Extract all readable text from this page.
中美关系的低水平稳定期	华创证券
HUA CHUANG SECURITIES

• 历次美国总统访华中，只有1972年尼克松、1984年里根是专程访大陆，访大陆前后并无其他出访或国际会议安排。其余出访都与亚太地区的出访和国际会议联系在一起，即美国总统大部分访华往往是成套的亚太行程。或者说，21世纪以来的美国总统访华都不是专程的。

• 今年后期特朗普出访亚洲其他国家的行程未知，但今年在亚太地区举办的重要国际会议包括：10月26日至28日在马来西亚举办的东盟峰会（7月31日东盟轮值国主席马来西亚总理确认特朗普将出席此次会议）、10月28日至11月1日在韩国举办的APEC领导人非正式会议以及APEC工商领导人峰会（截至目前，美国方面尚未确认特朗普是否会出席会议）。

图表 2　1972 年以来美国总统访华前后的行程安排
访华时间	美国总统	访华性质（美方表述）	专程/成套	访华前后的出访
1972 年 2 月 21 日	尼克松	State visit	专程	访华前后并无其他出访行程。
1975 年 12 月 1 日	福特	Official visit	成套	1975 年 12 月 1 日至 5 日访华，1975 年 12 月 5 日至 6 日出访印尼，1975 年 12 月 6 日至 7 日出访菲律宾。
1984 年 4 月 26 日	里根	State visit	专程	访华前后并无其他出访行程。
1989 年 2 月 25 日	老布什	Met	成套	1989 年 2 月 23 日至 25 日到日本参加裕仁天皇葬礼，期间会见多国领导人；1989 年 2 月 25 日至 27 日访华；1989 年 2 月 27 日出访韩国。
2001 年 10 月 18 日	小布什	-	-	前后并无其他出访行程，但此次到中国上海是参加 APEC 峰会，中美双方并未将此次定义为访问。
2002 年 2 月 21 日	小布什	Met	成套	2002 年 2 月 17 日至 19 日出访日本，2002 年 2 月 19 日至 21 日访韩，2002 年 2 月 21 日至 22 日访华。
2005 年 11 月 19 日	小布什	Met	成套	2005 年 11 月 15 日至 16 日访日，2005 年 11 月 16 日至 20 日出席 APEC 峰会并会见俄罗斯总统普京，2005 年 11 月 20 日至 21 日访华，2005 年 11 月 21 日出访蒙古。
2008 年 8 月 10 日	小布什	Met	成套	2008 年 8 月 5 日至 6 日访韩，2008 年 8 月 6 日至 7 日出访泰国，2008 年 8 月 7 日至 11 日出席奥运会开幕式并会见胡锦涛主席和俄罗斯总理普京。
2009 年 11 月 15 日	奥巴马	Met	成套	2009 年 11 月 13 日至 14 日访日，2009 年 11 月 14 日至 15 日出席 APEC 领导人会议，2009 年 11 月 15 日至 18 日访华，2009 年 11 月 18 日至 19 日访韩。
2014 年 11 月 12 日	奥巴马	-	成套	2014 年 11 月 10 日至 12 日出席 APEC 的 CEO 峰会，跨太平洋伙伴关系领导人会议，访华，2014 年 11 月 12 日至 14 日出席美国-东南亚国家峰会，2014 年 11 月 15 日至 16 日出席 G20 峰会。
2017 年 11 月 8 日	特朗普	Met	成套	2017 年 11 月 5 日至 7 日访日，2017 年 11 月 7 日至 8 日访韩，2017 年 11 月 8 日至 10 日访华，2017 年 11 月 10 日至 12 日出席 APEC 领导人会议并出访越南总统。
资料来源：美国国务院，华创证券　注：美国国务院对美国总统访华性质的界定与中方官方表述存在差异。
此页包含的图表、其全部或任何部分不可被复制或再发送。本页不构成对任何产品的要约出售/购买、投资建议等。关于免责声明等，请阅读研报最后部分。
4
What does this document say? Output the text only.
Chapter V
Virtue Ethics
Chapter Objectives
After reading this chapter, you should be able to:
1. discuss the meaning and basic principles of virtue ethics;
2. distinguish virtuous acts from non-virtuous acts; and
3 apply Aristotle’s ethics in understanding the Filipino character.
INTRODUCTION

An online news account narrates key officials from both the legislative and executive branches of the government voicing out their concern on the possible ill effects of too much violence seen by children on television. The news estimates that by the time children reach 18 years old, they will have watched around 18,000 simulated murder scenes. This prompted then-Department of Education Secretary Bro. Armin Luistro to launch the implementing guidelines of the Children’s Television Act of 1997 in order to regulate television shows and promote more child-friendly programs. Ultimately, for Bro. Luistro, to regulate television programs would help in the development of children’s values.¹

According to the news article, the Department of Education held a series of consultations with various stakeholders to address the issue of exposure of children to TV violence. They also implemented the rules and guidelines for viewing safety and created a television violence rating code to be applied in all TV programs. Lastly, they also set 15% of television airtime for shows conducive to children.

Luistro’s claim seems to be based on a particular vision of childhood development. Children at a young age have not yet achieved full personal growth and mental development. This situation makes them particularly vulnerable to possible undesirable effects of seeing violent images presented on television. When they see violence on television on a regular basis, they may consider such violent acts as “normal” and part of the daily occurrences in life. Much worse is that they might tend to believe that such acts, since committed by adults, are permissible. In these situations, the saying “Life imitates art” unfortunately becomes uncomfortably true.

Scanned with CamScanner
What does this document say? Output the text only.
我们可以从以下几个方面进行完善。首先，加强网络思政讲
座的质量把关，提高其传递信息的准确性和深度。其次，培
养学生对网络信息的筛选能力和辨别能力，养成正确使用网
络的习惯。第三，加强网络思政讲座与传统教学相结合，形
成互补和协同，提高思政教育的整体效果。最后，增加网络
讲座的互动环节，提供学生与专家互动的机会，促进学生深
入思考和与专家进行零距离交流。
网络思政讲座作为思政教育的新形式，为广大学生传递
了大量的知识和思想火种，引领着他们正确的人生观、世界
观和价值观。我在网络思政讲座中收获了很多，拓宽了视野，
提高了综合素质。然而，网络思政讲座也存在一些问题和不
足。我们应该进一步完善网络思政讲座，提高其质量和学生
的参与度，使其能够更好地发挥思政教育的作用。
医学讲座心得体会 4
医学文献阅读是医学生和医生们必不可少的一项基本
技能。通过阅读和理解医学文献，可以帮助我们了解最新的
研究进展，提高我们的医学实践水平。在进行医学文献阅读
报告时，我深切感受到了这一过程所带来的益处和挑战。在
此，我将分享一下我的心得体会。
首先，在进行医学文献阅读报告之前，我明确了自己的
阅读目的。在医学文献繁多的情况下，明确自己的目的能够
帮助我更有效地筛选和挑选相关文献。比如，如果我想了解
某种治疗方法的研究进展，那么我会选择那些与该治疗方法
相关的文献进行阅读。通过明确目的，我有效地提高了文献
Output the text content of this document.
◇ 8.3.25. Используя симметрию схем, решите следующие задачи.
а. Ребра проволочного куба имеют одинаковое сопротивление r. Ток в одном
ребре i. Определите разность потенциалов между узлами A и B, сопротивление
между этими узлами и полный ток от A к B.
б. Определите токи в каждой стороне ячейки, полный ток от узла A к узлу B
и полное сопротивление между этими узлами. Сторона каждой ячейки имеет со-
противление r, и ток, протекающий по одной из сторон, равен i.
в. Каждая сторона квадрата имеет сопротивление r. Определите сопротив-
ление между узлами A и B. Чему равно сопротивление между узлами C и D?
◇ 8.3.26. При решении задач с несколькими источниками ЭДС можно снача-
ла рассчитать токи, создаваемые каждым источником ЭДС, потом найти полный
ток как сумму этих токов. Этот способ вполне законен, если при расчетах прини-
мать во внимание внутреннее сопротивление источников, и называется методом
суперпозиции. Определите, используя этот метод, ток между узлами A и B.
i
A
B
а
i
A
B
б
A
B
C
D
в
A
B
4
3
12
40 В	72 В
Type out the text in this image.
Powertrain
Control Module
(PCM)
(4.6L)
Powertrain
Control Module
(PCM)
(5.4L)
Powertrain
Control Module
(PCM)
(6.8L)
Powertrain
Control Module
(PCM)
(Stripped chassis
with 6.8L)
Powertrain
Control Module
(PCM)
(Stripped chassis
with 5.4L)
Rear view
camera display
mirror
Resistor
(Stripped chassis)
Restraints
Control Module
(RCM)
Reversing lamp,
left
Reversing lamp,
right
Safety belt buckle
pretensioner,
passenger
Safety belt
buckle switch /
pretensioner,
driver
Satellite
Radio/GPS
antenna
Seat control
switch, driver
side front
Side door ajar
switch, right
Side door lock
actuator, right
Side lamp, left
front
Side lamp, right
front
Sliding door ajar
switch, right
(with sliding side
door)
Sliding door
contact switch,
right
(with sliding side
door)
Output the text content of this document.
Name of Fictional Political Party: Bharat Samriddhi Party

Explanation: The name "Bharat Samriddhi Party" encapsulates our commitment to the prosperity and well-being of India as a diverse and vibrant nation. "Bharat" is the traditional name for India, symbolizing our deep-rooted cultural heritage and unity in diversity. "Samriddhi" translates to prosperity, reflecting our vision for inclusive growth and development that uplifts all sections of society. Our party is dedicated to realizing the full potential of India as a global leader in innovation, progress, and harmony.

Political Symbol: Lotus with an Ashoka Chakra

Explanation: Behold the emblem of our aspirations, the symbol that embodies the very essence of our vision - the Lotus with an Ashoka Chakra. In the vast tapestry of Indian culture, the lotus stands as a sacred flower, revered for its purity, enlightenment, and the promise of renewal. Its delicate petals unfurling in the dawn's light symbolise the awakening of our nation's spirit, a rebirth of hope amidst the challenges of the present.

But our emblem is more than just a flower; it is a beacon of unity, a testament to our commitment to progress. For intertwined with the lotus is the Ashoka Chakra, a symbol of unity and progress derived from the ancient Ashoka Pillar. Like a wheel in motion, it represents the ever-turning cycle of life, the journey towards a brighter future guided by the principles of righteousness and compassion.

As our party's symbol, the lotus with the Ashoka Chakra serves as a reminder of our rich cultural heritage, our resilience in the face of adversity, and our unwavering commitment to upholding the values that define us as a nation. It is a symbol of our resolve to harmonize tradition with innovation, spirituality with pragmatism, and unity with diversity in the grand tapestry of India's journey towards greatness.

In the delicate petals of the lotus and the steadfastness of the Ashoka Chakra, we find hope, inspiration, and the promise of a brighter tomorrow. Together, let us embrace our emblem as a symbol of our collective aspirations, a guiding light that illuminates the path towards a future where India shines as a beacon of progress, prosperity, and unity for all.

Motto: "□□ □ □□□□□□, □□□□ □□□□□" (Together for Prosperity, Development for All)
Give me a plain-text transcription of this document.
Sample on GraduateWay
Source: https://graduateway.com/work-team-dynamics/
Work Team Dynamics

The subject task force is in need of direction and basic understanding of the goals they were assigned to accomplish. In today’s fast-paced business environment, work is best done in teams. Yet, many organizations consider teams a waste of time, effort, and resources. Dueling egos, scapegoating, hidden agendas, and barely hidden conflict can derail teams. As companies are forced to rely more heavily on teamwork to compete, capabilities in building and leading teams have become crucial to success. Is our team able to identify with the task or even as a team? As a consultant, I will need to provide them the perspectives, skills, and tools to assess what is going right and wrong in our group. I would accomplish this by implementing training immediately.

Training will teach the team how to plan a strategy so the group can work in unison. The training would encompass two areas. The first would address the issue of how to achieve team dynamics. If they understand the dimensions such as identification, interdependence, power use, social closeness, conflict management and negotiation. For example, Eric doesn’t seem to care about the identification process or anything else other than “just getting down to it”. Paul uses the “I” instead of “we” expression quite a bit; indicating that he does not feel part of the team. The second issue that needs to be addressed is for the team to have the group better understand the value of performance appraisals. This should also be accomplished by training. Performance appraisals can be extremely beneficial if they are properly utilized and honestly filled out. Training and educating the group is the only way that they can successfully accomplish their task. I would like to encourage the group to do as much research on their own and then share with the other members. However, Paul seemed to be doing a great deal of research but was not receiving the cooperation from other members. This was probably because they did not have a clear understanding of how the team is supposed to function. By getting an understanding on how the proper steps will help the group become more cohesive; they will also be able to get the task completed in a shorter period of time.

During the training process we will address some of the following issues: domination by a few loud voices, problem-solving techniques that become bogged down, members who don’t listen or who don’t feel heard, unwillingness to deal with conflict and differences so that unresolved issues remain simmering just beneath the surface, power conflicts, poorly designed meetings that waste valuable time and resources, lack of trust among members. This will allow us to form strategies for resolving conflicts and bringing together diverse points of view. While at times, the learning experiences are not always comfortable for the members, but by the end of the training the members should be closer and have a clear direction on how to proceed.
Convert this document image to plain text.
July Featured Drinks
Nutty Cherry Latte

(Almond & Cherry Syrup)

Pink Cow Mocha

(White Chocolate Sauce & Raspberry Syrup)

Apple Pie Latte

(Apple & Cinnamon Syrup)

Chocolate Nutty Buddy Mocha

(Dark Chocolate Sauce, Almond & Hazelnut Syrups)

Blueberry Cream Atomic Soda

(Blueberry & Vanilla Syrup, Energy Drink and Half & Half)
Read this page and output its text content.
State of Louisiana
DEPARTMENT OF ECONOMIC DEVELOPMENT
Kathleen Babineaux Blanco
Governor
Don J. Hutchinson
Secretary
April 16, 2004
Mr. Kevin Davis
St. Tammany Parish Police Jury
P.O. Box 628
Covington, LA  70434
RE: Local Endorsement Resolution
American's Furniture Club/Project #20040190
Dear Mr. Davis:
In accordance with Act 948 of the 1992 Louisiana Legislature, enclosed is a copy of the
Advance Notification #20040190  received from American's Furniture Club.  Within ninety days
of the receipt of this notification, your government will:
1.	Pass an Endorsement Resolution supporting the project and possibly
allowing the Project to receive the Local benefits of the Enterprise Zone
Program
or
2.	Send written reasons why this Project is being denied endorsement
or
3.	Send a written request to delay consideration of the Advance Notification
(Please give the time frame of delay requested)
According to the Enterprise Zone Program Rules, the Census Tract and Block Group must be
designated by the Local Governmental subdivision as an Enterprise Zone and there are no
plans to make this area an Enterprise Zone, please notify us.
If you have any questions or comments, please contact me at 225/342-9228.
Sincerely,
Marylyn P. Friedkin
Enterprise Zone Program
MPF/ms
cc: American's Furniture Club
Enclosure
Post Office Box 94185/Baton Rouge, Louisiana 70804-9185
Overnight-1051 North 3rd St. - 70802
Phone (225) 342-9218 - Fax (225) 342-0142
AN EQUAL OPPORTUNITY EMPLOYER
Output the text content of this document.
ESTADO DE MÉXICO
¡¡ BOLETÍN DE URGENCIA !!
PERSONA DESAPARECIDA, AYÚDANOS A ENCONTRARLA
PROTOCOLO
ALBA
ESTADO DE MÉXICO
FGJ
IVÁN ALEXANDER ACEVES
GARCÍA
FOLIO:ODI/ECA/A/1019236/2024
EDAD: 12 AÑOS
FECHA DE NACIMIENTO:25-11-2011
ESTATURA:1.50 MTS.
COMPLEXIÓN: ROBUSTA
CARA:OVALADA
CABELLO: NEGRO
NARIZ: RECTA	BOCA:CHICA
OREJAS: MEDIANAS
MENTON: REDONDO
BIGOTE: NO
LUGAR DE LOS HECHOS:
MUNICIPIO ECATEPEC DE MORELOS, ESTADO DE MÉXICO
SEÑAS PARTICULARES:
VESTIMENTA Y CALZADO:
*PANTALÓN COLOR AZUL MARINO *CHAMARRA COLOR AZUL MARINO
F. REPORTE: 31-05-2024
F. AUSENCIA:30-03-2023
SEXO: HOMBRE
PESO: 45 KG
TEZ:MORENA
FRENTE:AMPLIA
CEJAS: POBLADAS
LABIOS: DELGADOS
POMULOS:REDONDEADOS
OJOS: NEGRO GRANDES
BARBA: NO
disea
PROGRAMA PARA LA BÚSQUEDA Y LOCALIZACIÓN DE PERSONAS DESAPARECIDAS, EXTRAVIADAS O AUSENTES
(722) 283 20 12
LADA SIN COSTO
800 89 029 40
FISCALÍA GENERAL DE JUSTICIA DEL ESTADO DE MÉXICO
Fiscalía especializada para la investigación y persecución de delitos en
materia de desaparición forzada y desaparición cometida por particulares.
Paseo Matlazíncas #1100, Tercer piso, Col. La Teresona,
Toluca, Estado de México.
::::::::
### Task prompt
Where does the word "между" appear in the listing? List each line that holds it.

### Written solution
ребре i. Определите разность потенциалов между узлами A и B, сопротивление
между этими узлами и полный ток от A к B.
и полное сопротивление между этими узлами. Сторона каждой ячейки имеет со-
ление между узлами A и B. Чему равно сопротивление между узлами C и D?
суперпозиции. Определите, используя этот метод, ток между узлами A и B.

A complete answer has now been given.